— BEGIN Records provided —
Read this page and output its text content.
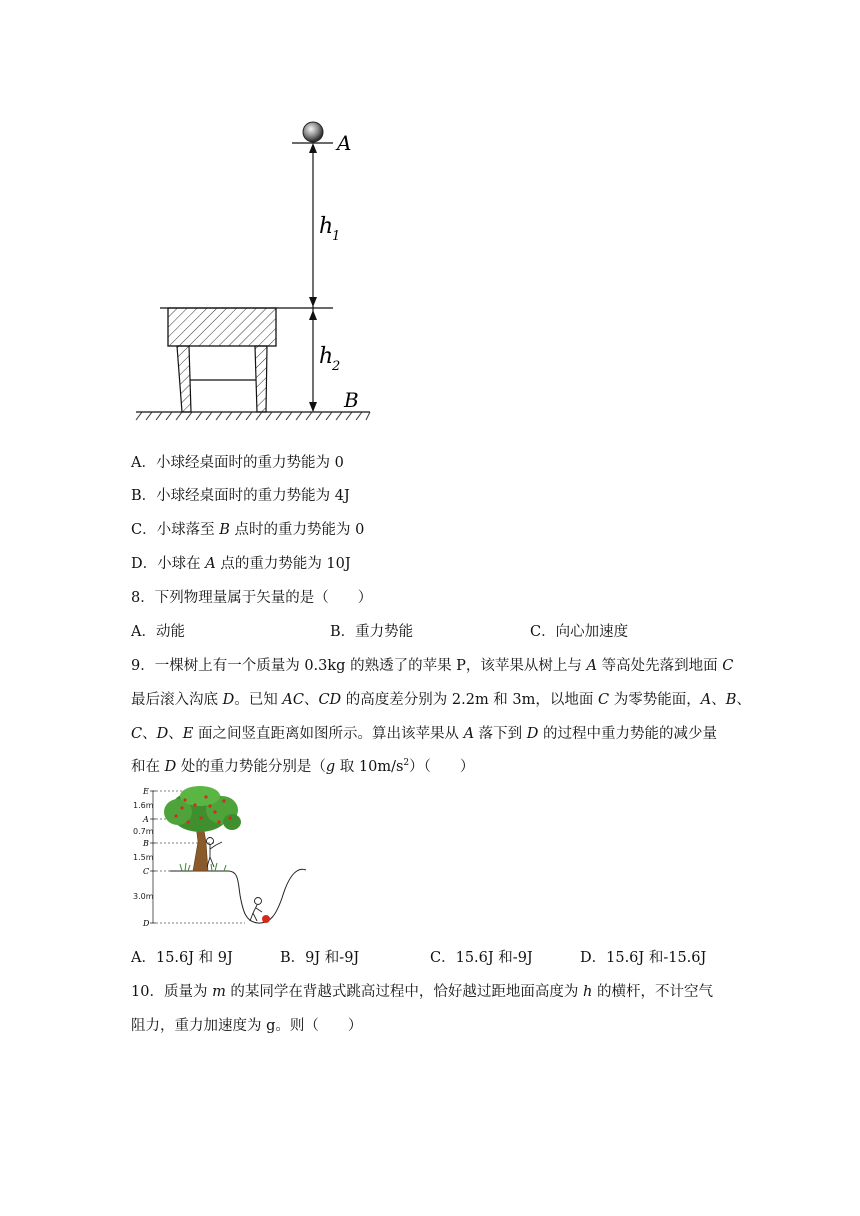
A
B
h
1
h
2
A．小球经桌面时的重力势能为 0
B．小球经桌面时的重力势能为 4J
C．小球落至 B 点时的重力势能为 0
D．小球在 A 点的重力势能为 10J
8．下列物理量属于矢量的是（　　）
A．动能	B．重力势能	C．向心加速度
9．一棵树上有一个质量为 0.3kg 的熟透了的苹果 P，该苹果从树上与 A 等高处先落到地面 C
最后滚入沟底 D。已知 AC、CD 的高度差分别为 2.2m 和 3m，以地面 C 为零势能面，A、B、
C、D、E 面之间竖直距离如图所示。算出该苹果从 A 落下到 D 的过程中重力势能的减少量
和在 D 处的重力势能分别是（g 取 $10m/s^2$）（　　）
E
A
B
C
D
1.6m
0.7m
1.5m
3.0m
A．15.6J 和 9J	B．9J 和-9J	C．15.6J 和-9J	D．15.6J 和-15.6J
10．质量为 m 的某同学在背越式跳高过程中，恰好越过距地面高度为 h 的横杆，不计空气
阻力，重力加速度为 g。则（　　）
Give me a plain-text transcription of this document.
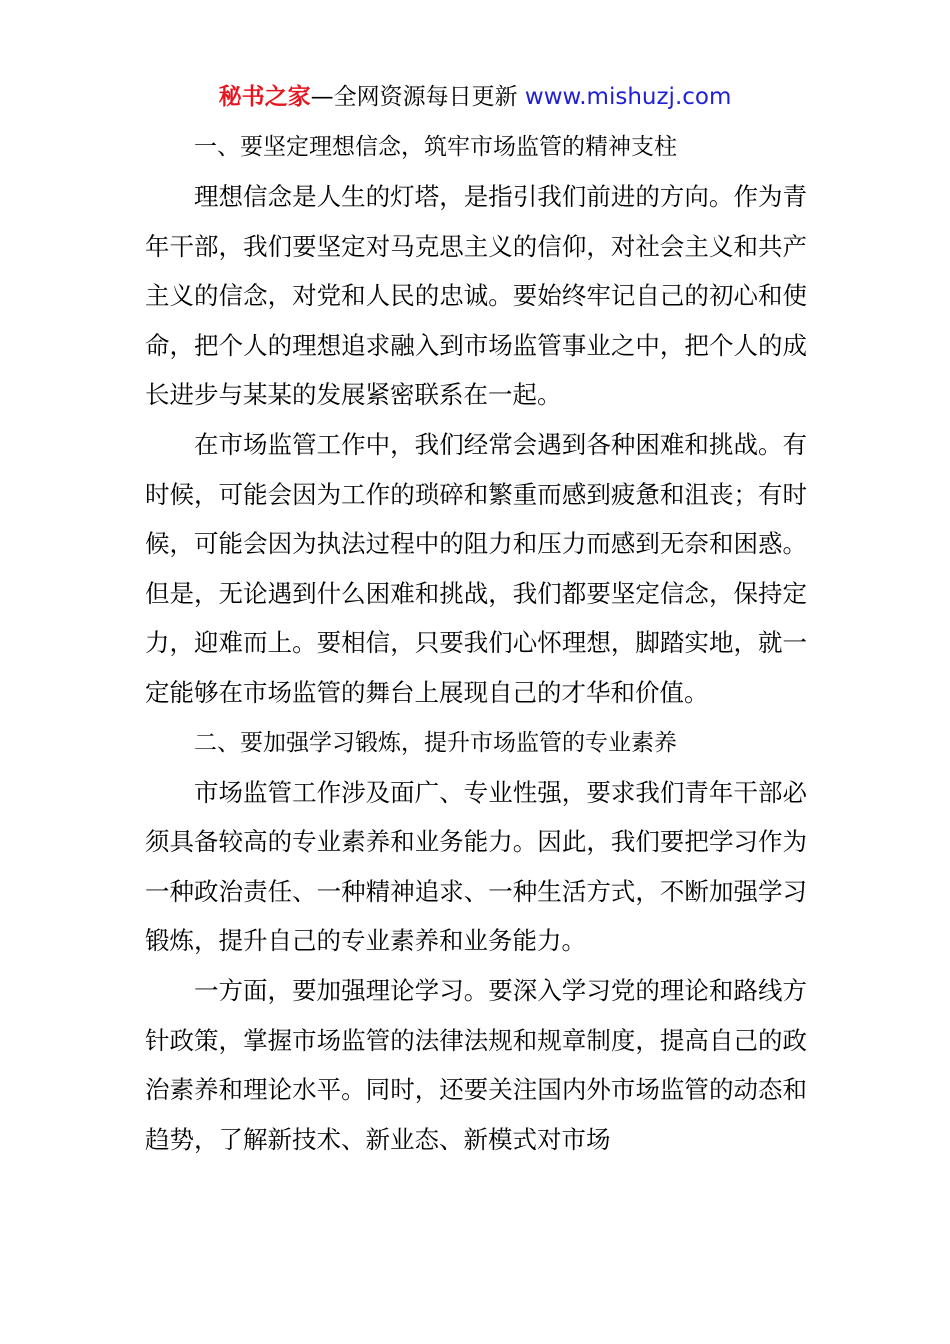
秘书之家—全网资源每日更新 www.mishuzj.com

一、要坚定理想信念，筑牢市场监管的精神支柱

理想信念是人生的灯塔，是指引我们前进的方向。作为青年干部，我们要坚定对马克思主义的信仰，对社会主义和共产主义的信念，对党和人民的忠诚。要始终牢记自己的初心和使命，把个人的理想追求融入到市场监管事业之中，把个人的成长进步与某某的发展紧密联系在一起。

在市场监管工作中，我们经常会遇到各种困难和挑战。有时候，可能会因为工作的琐碎和繁重而感到疲惫和沮丧；有时候，可能会因为执法过程中的阻力和压力而感到无奈和困惑。但是，无论遇到什么困难和挑战，我们都要坚定信念，保持定力，迎难而上。要相信，只要我们心怀理想，脚踏实地，就一定能够在市场监管的舞台上展现自己的才华和价值。

二、要加强学习锻炼，提升市场监管的专业素养

市场监管工作涉及面广、专业性强，要求我们青年干部必须具备较高的专业素养和业务能力。因此，我们要把学习作为一种政治责任、一种精神追求、一种生活方式，不断加强学习锻炼，提升自己的专业素养和业务能力。

一方面，要加强理论学习。要深入学习党的理论和路线方针政策，掌握市场监管的法律法规和规章制度，提高自己的政治素养和理论水平。同时，还要关注国内外市场监管的动态和趋势，了解新技术、新业态、新模式对市场
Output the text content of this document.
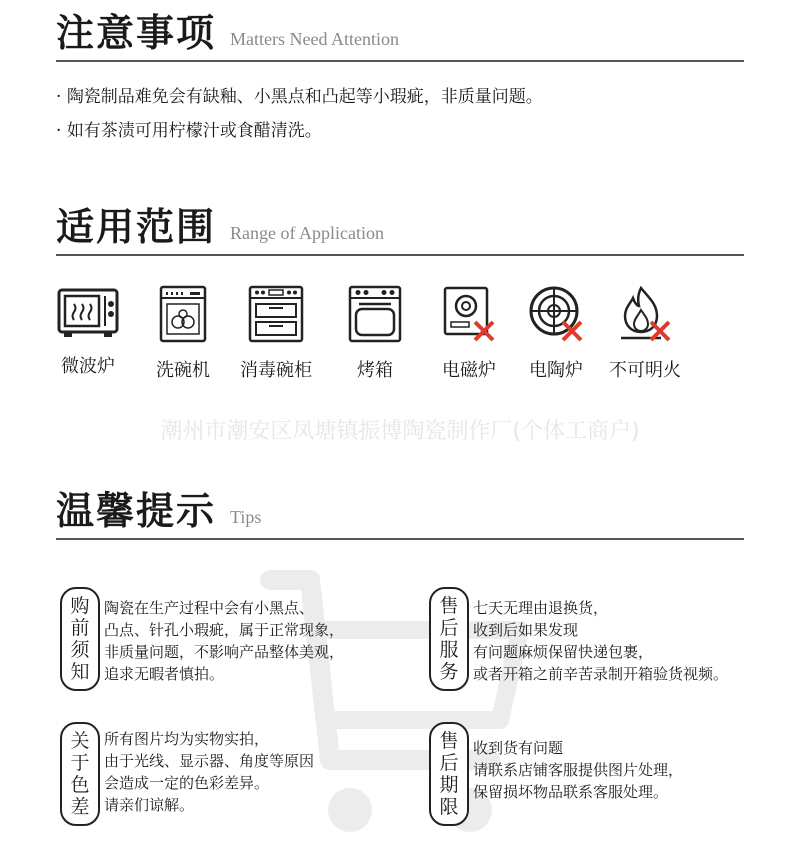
注意事项 Matters Need Attention
· 陶瓷制品难免会有缺釉、小黑点和凸起等小瑕疵，非质量问题。
· 如有茶渍可用柠檬汁或食醋清洗。
适用范围 Range of Application
微波炉	洗碗机	消毒碗柜	烤箱	电磁炉	电陶炉	不可明火
潮州市潮安区凤塘镇振博陶瓷制作厂(个体工商户)
温馨提示 Tips
购
前
须
知
陶瓷在生产过程中会有小黑点、
凸点、针孔小瑕疵，属于正常现象，
非质量问题，不影响产品整体美观，
追求无暇者慎拍。
售
后
服
务
七天无理由退换货，
收到后如果发现
有问题麻烦保留快递包裹，
或者开箱之前辛苦录制开箱验货视频。
关
于
色
差
所有图片均为实物实拍，
由于光线、显示器、角度等原因
会造成一定的色彩差异。
请亲们谅解。
售
后
期
限
收到货有问题
请联系店铺客服提供图片处理，
保留损坏物品联系客服处理。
— END Records provided —
* _Task prompt_: Select the lines from the entries that include the word "text".

* _Solution to the problem_:
Read this page and output its text content.
Give me a plain-text transcription of this document.
Output the text content of this document.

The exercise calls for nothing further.